- **GIVEN DATA**
________________________
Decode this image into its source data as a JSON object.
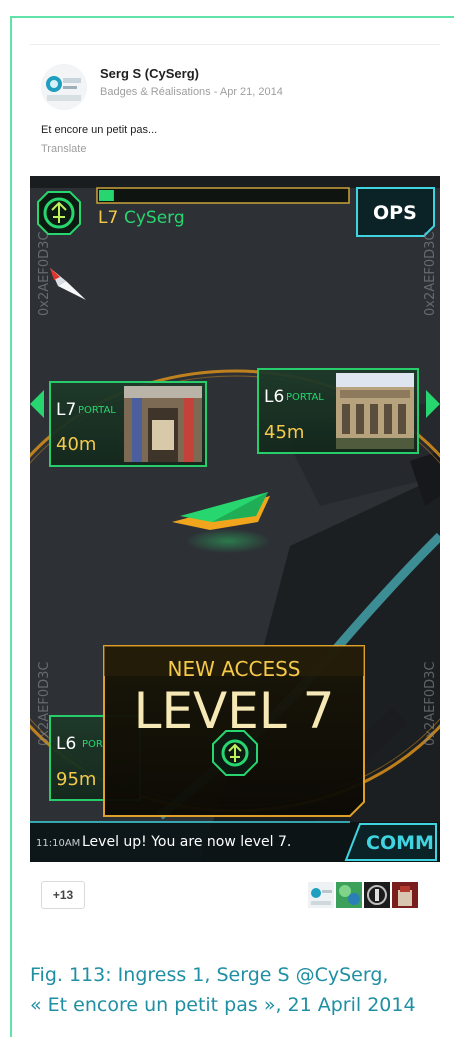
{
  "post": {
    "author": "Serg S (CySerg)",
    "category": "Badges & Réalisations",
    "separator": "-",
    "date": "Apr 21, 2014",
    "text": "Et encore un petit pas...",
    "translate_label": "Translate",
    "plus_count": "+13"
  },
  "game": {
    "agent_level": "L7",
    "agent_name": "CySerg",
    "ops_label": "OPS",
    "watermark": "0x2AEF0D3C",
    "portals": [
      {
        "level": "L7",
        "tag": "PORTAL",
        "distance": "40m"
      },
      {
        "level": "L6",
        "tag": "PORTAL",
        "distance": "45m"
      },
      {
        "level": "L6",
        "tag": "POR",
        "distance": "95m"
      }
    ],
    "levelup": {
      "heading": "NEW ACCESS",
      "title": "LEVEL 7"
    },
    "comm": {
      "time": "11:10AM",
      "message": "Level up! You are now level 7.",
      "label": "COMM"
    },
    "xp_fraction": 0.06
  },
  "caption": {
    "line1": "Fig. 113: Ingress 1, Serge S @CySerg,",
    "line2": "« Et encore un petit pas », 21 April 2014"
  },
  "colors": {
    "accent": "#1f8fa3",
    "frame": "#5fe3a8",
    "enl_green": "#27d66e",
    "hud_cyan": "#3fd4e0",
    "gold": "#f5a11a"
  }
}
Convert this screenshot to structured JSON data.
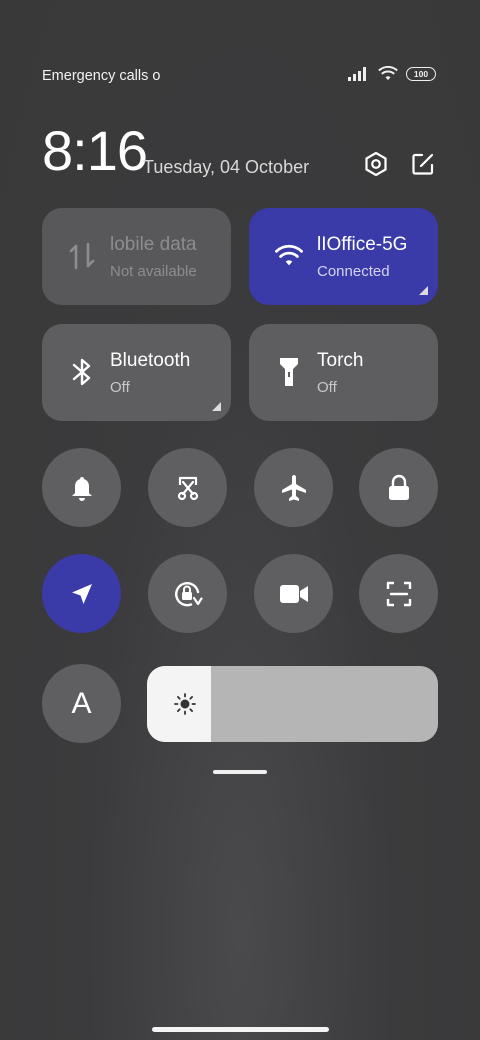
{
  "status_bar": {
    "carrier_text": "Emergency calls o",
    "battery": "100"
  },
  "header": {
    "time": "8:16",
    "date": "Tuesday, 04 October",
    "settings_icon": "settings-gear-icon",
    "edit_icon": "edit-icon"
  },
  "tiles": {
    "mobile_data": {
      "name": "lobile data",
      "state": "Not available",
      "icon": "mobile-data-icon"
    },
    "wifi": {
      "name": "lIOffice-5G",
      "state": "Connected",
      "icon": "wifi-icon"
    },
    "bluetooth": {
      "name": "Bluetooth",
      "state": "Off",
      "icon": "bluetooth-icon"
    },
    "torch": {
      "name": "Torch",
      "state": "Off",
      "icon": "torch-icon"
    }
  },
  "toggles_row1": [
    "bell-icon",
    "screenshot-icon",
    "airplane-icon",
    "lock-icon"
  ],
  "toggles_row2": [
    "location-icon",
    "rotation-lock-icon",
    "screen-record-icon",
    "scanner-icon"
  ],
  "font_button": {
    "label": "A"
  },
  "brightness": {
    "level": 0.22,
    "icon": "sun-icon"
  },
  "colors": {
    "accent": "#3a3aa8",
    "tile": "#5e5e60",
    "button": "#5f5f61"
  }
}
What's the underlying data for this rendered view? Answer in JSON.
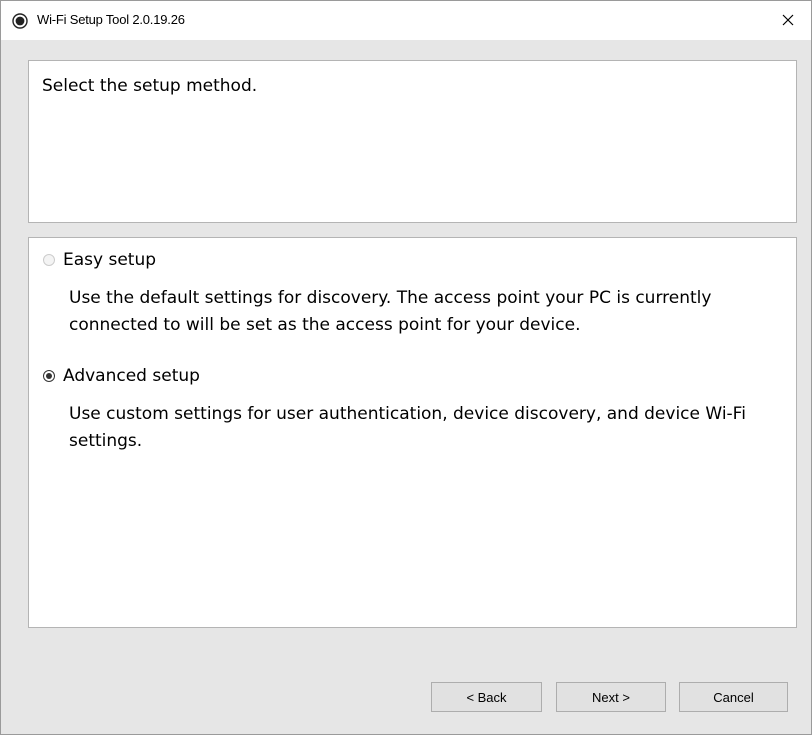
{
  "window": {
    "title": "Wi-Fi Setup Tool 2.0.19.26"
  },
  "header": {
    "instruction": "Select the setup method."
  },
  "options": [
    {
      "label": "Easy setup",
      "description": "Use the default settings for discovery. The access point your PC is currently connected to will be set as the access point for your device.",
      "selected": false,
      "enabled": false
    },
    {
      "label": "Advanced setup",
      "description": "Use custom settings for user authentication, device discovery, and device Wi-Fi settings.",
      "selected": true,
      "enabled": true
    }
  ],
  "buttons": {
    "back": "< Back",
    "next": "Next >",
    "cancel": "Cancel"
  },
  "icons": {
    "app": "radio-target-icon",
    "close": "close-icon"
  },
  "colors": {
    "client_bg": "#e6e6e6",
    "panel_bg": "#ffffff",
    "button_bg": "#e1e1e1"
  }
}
________________________
- **WHAT THE EXERCISE ASKS**
Go through the data above and transcribe it in full, omitting any image.

- **ANSWER BELOW**
Decode this image into its source data as a JSON object.
{
  "post": {
    "author": "Serg S (CySerg)",
    "category": "Badges & Réalisations",
    "separator": "-",
    "date": "Apr 21, 2014",
    "text": "Et encore un petit pas...",
    "translate_label": "Translate",
    "plus_count": "+13"
  },
  "game": {
    "agent_level": "L7",
    "agent_name": "CySerg",
    "ops_label": "OPS",
    "watermark": "0x2AEF0D3C",
    "portals": [
      {
        "level": "L7",
        "tag": "PORTAL",
        "distance": "40m"
      },
      {
        "level": "L6",
        "tag": "PORTAL",
        "distance": "45m"
      },
      {
        "level": "L6",
        "tag": "POR",
        "distance": "95m"
      }
    ],
    "levelup": {
      "heading": "NEW ACCESS",
      "title": "LEVEL 7"
    },
    "comm": {
      "time": "11:10AM",
      "message": "Level up! You are now level 7.",
      "label": "COMM"
    },
    "xp_fraction": 0.06
  },
  "caption": {
    "line1": "Fig. 113: Ingress 1, Serge S @CySerg,",
    "line2": "« Et encore un petit pas », 21 April 2014"
  },
  "colors": {
    "accent": "#1f8fa3",
    "frame": "#5fe3a8",
    "enl_green": "#27d66e",
    "hud_cyan": "#3fd4e0",
    "gold": "#f5a11a"
  }
}
Convert this screenshot to structured JSON data.
{
  "status_bar": {
    "carrier_text": "Emergency calls o",
    "battery": "100"
  },
  "header": {
    "time": "8:16",
    "date": "Tuesday, 04 October",
    "settings_icon": "settings-gear-icon",
    "edit_icon": "edit-icon"
  },
  "tiles": {
    "mobile_data": {
      "name": "lobile data",
      "state": "Not available",
      "icon": "mobile-data-icon"
    },
    "wifi": {
      "name": "lIOffice-5G",
      "state": "Connected",
      "icon": "wifi-icon"
    },
    "bluetooth": {
      "name": "Bluetooth",
      "state": "Off",
      "icon": "bluetooth-icon"
    },
    "torch": {
      "name": "Torch",
      "state": "Off",
      "icon": "torch-icon"
    }
  },
  "toggles_row1": [
    "bell-icon",
    "screenshot-icon",
    "airplane-icon",
    "lock-icon"
  ],
  "toggles_row2": [
    "location-icon",
    "rotation-lock-icon",
    "screen-record-icon",
    "scanner-icon"
  ],
  "font_button": {
    "label": "A"
  },
  "brightness": {
    "level": 0.22,
    "icon": "sun-icon"
  },
  "colors": {
    "accent": "#3a3aa8",
    "tile": "#5e5e60",
    "button": "#5f5f61"
  }
}
What's the underlying data for this rendered view? Answer in JSON.
{
  "window": {
    "title": "Wi-Fi Setup Tool 2.0.19.26"
  },
  "header": {
    "instruction": "Select the setup method."
  },
  "options": [
    {
      "label": "Easy setup",
      "description": "Use the default settings for discovery. The access point your PC is currently connected to will be set as the access point for your device.",
      "selected": false,
      "enabled": false
    },
    {
      "label": "Advanced setup",
      "description": "Use custom settings for user authentication, device discovery, and device Wi-Fi settings.",
      "selected": true,
      "enabled": true
    }
  ],
  "buttons": {
    "back": "< Back",
    "next": "Next >",
    "cancel": "Cancel"
  },
  "icons": {
    "app": "radio-target-icon",
    "close": "close-icon"
  },
  "colors": {
    "client_bg": "#e6e6e6",
    "panel_bg": "#ffffff",
    "button_bg": "#e1e1e1"
  }
}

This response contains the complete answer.